| Stated task |
Leaving out the pictures, please retype each record exactly.

Dataset items
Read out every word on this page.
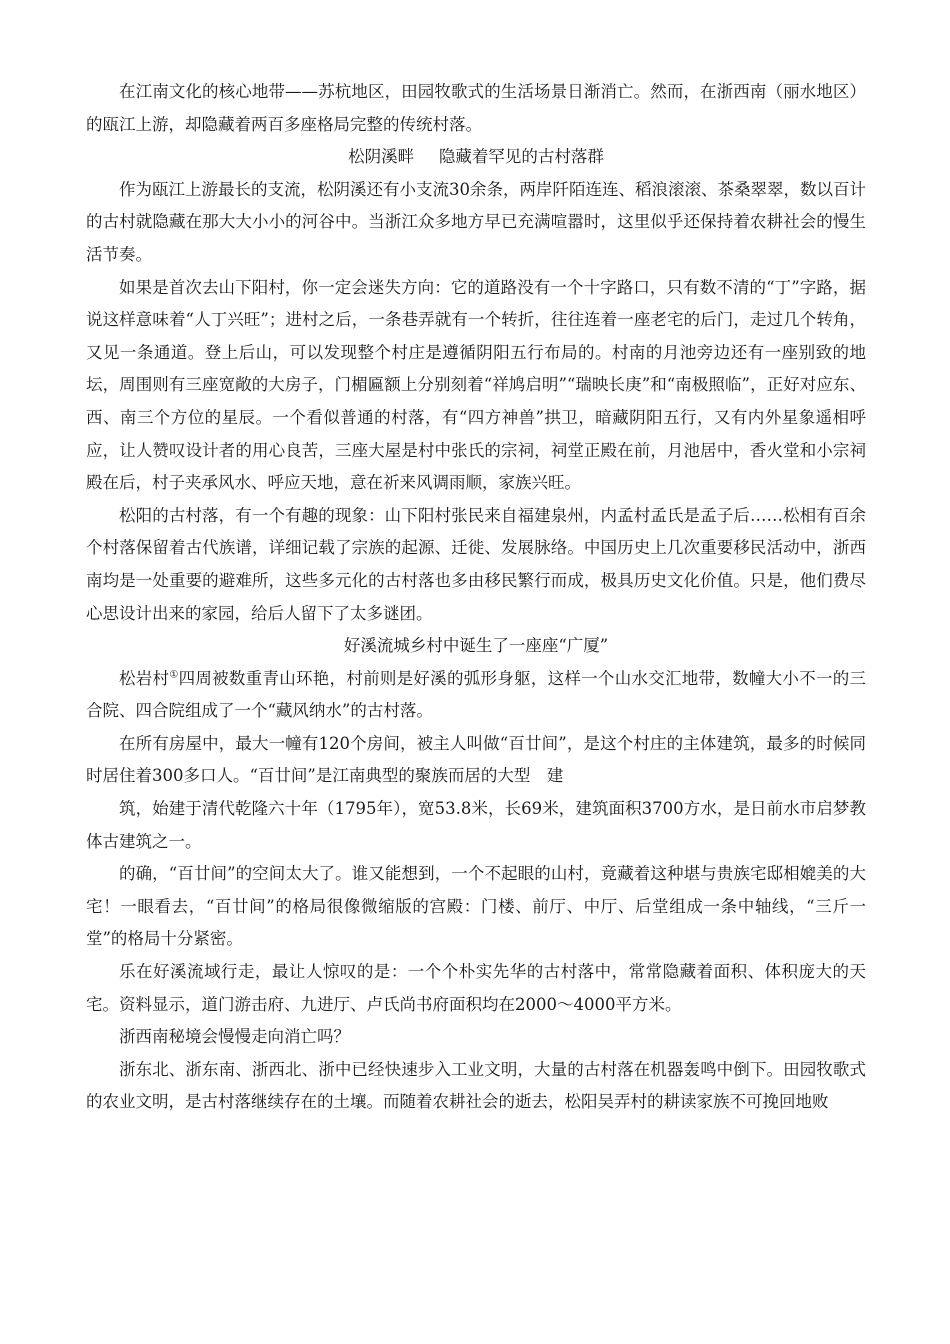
在江南文化的核心地带——苏杭地区，田园牧歌式的生活场景日渐消亡。然而，在浙西南（丽水地区）的瓯江上游，却隐藏着两百多座格局完整的传统村落。

松阴溪畔 隐藏着罕见的古村落群

作为瓯江上游最长的支流，松阴溪还有小支流30余条，两岸阡陌连连、稻浪滚滚、茶桑翠翠，数以百计的古村就隐藏在那大大小小的河谷中。当浙江众多地方早已充满喧嚣时，这里似乎还保持着农耕社会的慢生活节奏。

如果是首次去山下阳村，你一定会迷失方向：它的道路没有一个十字路口，只有数不清的“丁”字路，据说这样意味着“人丁兴旺”；进村之后，一条巷弄就有一个转折，往往连着一座老宅的后门，走过几个转角，又见一条通道。登上后山，可以发现整个村庄是遵循阴阳五行布局的。村南的月池旁边还有一座别致的地坛，周围则有三座宽敞的大房子，门楣匾额上分别刻着“祥鸠启明”“瑞映长庚”和“南极照临”，正好对应东、西、南三个方位的星辰。一个看似普通的村落，有“四方神兽”拱卫，暗藏阴阳五行，又有内外星象遥相呼应，让人赞叹设计者的用心良苦，三座大屋是村中张氏的宗祠，祠堂正殿在前，月池居中，香火堂和小宗祠殿在后，村子夹承风水、呼应天地，意在祈来风调雨顺，家族兴旺。

松阳的古村落，有一个有趣的现象：山下阳村张民来自福建泉州，内孟村孟氏是孟子后……松相有百余个村落保留着古代族谱，详细记载了宗族的起源、迁徙、发展脉络。中国历史上几次重要移民活动中，浙西南均是一处重要的避难所，这些多元化的古村落也多由移民繁行而成，极具历史文化价值。只是，他们费尽心思设计出来的家园，给后人留下了太多谜团。

好溪流城乡村中诞生了一座座“广厦”

松岩村①四周被数重青山环艳，村前则是好溪的弧形身躯，这样一个山水交汇地带，数幢大小不一的三合院、四合院组成了一个“藏风纳水”的古村落。

在所有房屋中，最大一幢有120个房间，被主人叫做“百廿间”，是这个村庄的主体建筑，最多的时候同时居住着300多口人。“百廿间”是江南典型的聚族而居的大型　建

筑，始建于清代乾隆六十年（1795年），宽53.8米，长69米，建筑面积3700方水，是日前水市启梦教体古建筑之一。

的确，“百廿间”的空间太大了。谁又能想到，一个不起眼的山村，竟藏着这种堪与贵族宅邸相媲美的大宅！一眼看去，“百廿间”的格局很像微缩版的宫殿：门楼、前厅、中厅、后堂组成一条中轴线，“三斤一堂”的格局十分紧密。

乐在好溪流域行走，最让人惊叹的是：一个个朴实先华的古村落中，常常隐藏着面积、体积庞大的天宅。资料显示，道门游击府、九进厅、卢氏尚书府面积均在2000～4000平方米。

浙西南秘境会慢慢走向消亡吗？

浙东北、浙东南、浙西北、浙中已经快速步入工业文明，大量的古村落在机器轰鸣中倒下。田园牧歌式的农业文明，是古村落继续存在的土壤。而随着农耕社会的逝去，松阳吴弄村的耕读家族不可挽回地败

| Completed task |
Read out every word on this page.
在江南文化的核心地带——苏杭地区，田园牧歌式的生活场景日渐消亡。然而，在浙西南（丽水地区）的瓯江上游，却隐藏着两百多座格局完整的传统村落。

松阴溪畔 隐藏着罕见的古村落群

作为瓯江上游最长的支流，松阴溪还有小支流30余条，两岸阡陌连连、稻浪滚滚、茶桑翠翠，数以百计的古村就隐藏在那大大小小的河谷中。当浙江众多地方早已充满喧嚣时，这里似乎还保持着农耕社会的慢生活节奏。

如果是首次去山下阳村，你一定会迷失方向：它的道路没有一个十字路口，只有数不清的“丁”字路，据说这样意味着“人丁兴旺”；进村之后，一条巷弄就有一个转折，往往连着一座老宅的后门，走过几个转角，又见一条通道。登上后山，可以发现整个村庄是遵循阴阳五行布局的。村南的月池旁边还有一座别致的地坛，周围则有三座宽敞的大房子，门楣匾额上分别刻着“祥鸠启明”“瑞映长庚”和“南极照临”，正好对应东、西、南三个方位的星辰。一个看似普通的村落，有“四方神兽”拱卫，暗藏阴阳五行，又有内外星象遥相呼应，让人赞叹设计者的用心良苦，三座大屋是村中张氏的宗祠，祠堂正殿在前，月池居中，香火堂和小宗祠殿在后，村子夹承风水、呼应天地，意在祈来风调雨顺，家族兴旺。

松阳的古村落，有一个有趣的现象：山下阳村张民来自福建泉州，内孟村孟氏是孟子后……松相有百余个村落保留着古代族谱，详细记载了宗族的起源、迁徙、发展脉络。中国历史上几次重要移民活动中，浙西南均是一处重要的避难所，这些多元化的古村落也多由移民繁行而成，极具历史文化价值。只是，他们费尽心思设计出来的家园，给后人留下了太多谜团。

好溪流城乡村中诞生了一座座“广厦”

松岩村①四周被数重青山环艳，村前则是好溪的弧形身躯，这样一个山水交汇地带，数幢大小不一的三合院、四合院组成了一个“藏风纳水”的古村落。

在所有房屋中，最大一幢有120个房间，被主人叫做“百廿间”，是这个村庄的主体建筑，最多的时候同时居住着300多口人。“百廿间”是江南典型的聚族而居的大型　建

筑，始建于清代乾隆六十年（1795年），宽53.8米，长69米，建筑面积3700方水，是日前水市启梦教体古建筑之一。

的确，“百廿间”的空间太大了。谁又能想到，一个不起眼的山村，竟藏着这种堪与贵族宅邸相媲美的大宅！一眼看去，“百廿间”的格局很像微缩版的宫殿：门楼、前厅、中厅、后堂组成一条中轴线，“三斤一堂”的格局十分紧密。

乐在好溪流域行走，最让人惊叹的是：一个个朴实先华的古村落中，常常隐藏着面积、体积庞大的天宅。资料显示，道门游击府、九进厅、卢氏尚书府面积均在2000～4000平方米。

浙西南秘境会慢慢走向消亡吗？

浙东北、浙东南、浙西北、浙中已经快速步入工业文明，大量的古村落在机器轰鸣中倒下。田园牧歌式的农业文明，是古村落继续存在的土壤。而随着农耕社会的逝去，松阳吴弄村的耕读家族不可挽回地败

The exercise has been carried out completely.